- [What the task asks] Locate the word "name" in the data below, then copy every line that holds it.

++++ Entries ++++

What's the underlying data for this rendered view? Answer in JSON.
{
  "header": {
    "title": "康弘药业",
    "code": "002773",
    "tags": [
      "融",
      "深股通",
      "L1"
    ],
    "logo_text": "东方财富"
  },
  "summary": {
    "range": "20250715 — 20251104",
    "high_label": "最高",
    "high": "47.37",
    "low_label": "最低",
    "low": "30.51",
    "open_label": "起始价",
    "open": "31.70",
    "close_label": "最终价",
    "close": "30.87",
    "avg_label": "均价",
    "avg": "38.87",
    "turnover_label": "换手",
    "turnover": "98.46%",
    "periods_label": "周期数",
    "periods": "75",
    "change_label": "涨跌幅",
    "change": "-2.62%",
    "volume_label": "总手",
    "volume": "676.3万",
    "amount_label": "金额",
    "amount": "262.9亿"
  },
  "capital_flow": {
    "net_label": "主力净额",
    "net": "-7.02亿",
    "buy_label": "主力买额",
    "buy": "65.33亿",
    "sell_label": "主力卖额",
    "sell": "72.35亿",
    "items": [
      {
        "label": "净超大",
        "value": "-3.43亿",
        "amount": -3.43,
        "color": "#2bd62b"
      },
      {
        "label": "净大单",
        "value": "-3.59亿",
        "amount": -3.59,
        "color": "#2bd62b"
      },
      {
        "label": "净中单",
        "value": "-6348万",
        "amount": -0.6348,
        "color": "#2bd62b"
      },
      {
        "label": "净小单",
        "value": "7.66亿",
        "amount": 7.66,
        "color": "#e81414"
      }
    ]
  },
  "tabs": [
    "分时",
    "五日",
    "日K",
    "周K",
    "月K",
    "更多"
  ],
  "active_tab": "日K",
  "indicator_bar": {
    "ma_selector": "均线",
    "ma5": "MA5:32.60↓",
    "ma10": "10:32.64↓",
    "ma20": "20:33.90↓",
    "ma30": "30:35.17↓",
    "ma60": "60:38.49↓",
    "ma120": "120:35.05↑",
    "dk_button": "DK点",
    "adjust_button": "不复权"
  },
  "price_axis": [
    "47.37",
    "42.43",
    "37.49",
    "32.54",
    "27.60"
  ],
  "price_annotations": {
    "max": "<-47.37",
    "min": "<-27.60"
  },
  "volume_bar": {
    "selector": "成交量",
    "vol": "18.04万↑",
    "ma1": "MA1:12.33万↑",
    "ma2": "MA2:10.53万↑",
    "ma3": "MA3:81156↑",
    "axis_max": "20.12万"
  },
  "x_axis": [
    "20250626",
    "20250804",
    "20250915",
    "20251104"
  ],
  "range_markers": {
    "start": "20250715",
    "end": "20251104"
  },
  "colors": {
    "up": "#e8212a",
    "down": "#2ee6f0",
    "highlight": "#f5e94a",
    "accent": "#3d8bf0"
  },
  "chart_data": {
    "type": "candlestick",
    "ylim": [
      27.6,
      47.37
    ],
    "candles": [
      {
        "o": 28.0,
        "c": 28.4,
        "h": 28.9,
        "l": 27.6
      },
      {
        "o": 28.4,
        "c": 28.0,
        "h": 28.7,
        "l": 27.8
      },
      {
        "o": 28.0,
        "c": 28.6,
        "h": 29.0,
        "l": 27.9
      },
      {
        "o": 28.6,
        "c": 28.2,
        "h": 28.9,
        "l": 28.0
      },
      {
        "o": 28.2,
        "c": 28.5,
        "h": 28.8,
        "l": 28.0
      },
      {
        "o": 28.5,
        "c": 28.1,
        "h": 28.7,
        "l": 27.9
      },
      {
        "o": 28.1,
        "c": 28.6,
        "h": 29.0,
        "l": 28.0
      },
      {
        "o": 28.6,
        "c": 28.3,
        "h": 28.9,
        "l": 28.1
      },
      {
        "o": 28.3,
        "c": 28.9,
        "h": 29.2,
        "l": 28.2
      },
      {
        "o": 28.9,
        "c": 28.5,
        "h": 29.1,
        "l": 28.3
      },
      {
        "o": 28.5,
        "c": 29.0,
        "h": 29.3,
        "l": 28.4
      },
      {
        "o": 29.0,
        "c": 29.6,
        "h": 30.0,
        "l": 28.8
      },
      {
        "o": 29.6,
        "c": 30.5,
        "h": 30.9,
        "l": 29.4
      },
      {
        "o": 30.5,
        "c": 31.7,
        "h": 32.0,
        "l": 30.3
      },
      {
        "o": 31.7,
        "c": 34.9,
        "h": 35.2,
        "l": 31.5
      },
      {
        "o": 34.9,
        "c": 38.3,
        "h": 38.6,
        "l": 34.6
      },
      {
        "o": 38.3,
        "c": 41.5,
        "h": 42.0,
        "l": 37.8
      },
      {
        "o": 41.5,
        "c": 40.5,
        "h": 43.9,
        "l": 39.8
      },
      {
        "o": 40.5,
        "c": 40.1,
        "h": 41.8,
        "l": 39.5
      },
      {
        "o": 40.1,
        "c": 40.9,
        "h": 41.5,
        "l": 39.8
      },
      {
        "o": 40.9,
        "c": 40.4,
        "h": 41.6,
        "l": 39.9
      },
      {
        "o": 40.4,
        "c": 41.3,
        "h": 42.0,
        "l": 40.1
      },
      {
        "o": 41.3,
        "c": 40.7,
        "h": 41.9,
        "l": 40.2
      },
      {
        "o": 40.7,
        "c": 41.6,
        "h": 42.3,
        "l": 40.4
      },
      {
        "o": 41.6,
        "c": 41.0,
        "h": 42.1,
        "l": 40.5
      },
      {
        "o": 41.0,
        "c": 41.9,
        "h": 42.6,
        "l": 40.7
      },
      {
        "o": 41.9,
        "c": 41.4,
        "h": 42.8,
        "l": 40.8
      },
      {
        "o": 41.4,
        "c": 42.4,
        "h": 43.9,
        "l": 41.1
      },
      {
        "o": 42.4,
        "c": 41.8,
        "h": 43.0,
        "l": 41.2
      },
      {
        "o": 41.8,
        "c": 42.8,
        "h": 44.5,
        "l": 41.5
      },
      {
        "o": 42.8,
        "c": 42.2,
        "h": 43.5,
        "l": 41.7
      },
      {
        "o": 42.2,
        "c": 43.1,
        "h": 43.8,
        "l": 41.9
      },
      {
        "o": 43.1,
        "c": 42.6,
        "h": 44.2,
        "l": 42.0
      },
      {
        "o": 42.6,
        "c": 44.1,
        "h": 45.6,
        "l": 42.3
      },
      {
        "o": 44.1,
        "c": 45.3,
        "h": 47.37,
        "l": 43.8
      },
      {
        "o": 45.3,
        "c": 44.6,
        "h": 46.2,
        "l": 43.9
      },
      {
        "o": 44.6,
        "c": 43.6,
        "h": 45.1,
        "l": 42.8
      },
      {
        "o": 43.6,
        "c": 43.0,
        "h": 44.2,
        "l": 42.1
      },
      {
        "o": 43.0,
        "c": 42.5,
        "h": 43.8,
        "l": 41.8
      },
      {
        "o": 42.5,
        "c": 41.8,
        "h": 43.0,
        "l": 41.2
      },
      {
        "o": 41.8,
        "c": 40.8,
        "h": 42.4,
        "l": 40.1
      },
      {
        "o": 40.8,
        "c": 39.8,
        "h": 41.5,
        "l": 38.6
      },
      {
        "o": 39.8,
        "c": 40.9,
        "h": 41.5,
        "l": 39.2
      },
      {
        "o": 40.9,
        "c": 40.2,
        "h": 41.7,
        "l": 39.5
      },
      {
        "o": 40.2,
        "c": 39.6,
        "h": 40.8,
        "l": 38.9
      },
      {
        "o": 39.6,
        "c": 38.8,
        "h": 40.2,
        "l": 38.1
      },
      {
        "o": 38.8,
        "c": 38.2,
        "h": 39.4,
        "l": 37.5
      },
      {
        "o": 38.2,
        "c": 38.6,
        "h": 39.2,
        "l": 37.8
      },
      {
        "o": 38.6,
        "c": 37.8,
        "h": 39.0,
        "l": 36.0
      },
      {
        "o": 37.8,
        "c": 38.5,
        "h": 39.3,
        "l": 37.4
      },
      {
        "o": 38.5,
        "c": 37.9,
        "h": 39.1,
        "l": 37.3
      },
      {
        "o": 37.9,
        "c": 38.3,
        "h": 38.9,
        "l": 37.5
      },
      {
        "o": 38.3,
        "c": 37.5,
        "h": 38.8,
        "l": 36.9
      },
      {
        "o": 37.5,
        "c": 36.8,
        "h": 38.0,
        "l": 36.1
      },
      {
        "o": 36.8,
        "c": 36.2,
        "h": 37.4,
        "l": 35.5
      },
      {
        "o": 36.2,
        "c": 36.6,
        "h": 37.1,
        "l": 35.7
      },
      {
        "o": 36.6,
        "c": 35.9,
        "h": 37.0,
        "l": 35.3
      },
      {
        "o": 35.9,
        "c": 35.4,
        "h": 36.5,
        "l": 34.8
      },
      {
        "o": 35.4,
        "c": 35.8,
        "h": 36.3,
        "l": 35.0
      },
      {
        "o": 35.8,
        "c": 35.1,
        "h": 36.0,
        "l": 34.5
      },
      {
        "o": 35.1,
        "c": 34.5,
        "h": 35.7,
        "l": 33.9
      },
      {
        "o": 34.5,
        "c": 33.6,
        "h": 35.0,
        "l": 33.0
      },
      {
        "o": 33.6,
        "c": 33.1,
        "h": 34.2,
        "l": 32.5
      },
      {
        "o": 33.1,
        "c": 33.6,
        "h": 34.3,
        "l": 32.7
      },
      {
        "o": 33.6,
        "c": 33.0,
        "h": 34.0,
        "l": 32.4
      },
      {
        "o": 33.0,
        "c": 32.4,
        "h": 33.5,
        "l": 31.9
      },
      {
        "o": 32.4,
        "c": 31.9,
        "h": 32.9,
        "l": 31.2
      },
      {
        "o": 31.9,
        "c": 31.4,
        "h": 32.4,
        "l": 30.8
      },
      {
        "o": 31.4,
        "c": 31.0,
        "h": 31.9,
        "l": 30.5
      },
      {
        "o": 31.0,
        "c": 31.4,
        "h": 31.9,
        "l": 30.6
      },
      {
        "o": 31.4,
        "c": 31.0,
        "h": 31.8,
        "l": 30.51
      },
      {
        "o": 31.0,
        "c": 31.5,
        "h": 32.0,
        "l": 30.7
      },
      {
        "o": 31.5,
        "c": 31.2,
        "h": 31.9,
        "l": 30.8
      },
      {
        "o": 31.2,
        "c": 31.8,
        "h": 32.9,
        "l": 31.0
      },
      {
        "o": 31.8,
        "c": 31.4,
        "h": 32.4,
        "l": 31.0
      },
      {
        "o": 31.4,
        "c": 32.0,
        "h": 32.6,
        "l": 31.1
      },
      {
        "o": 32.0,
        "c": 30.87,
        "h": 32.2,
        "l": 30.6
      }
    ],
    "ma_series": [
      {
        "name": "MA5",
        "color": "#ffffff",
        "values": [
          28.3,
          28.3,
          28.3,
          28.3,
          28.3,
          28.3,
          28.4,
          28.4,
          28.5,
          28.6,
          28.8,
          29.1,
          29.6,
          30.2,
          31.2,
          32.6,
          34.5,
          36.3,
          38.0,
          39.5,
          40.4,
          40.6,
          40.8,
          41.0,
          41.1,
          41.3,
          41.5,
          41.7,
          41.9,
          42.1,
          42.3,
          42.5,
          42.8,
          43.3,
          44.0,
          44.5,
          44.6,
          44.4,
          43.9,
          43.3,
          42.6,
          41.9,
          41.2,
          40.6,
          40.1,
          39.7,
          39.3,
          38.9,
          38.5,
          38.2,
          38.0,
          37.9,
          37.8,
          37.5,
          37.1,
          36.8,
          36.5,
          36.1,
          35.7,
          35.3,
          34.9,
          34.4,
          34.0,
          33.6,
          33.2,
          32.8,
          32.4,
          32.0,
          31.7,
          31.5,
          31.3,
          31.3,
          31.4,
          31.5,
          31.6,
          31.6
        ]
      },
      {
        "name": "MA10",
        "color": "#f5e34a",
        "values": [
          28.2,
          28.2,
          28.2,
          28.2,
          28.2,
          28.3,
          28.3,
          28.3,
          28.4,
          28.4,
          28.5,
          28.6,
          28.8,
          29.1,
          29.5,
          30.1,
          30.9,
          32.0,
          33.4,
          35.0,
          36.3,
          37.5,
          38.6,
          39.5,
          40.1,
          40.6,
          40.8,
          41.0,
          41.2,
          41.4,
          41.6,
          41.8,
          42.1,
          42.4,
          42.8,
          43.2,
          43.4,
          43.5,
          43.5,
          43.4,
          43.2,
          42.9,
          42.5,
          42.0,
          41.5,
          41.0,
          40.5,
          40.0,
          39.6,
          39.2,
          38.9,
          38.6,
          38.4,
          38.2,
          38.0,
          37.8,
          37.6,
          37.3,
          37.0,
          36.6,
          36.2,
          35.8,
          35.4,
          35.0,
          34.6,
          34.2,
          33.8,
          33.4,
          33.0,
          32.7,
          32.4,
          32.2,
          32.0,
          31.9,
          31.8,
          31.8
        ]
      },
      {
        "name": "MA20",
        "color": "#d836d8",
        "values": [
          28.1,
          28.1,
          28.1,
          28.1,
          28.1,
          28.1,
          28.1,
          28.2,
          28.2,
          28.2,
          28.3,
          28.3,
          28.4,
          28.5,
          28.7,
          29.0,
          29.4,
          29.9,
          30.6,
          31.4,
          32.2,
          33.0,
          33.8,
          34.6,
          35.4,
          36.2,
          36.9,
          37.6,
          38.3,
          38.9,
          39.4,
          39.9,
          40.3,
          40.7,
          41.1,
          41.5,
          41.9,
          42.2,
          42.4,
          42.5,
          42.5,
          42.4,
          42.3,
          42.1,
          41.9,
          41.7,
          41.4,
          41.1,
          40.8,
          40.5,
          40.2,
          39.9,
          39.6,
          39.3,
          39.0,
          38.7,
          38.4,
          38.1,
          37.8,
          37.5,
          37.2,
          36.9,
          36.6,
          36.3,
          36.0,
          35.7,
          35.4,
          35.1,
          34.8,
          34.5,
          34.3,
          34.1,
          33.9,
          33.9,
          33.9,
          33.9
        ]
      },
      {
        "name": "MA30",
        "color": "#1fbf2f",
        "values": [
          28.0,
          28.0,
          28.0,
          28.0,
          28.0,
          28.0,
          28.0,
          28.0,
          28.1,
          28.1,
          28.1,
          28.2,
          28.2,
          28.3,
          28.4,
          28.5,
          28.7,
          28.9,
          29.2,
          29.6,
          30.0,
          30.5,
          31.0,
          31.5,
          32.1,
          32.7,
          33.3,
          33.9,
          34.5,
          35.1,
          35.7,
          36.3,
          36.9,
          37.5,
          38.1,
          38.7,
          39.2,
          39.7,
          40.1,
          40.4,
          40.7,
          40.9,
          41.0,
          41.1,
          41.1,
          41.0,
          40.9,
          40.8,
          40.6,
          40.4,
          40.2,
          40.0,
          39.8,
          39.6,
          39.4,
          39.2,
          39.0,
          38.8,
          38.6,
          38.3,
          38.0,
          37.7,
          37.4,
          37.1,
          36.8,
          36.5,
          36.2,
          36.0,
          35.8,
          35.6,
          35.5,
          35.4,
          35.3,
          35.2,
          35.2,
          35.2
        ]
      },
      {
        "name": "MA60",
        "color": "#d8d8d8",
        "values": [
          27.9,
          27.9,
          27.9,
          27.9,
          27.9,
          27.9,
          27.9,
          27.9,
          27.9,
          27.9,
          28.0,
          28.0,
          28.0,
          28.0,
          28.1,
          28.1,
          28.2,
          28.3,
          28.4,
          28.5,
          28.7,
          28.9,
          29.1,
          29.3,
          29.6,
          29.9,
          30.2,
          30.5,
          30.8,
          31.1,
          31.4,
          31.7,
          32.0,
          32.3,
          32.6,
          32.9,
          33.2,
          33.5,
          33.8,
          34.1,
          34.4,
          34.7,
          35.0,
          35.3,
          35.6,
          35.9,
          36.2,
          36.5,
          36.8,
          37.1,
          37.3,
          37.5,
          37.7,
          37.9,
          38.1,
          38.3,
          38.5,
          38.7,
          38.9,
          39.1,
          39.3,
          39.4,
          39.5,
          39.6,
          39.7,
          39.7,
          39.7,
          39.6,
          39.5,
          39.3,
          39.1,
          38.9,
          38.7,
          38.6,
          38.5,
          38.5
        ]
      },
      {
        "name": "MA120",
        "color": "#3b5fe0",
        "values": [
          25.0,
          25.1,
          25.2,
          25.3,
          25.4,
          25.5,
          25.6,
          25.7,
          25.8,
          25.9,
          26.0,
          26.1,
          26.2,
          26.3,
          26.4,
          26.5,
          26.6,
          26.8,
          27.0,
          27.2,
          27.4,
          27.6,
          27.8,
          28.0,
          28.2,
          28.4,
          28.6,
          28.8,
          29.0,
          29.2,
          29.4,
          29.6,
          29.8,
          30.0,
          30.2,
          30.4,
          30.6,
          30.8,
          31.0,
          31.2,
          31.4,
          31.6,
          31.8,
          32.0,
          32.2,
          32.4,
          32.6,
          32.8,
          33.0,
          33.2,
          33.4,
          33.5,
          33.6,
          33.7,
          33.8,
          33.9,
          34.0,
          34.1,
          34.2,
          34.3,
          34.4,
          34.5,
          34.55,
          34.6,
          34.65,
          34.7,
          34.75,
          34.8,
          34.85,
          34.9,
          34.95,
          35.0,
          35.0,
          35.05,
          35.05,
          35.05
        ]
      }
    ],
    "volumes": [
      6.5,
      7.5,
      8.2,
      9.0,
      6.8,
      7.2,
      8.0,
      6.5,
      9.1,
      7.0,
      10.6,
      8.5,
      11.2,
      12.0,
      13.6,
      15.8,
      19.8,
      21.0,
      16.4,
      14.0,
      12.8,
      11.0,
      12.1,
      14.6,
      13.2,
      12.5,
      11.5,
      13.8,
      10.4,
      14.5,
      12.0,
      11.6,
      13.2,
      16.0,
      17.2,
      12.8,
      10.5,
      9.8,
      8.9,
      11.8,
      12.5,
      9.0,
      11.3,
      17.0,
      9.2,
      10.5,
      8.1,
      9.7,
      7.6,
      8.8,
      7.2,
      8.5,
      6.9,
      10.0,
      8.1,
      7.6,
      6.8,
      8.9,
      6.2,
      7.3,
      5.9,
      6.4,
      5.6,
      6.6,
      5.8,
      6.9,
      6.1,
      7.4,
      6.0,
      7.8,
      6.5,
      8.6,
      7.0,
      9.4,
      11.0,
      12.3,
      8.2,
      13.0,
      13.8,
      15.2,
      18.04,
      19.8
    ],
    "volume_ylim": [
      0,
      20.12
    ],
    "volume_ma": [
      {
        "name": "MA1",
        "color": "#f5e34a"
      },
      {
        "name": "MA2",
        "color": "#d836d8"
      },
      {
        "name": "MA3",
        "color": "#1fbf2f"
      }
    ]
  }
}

++++

- [Response to the exercise]
        "name": "MA5",
        "name": "MA10",
        "name": "MA20",
        "name": "MA30",
        "name": "MA60",
        "name": "MA120",
        "name": "MA1",
        "name": "MA2",
        "name": "MA3",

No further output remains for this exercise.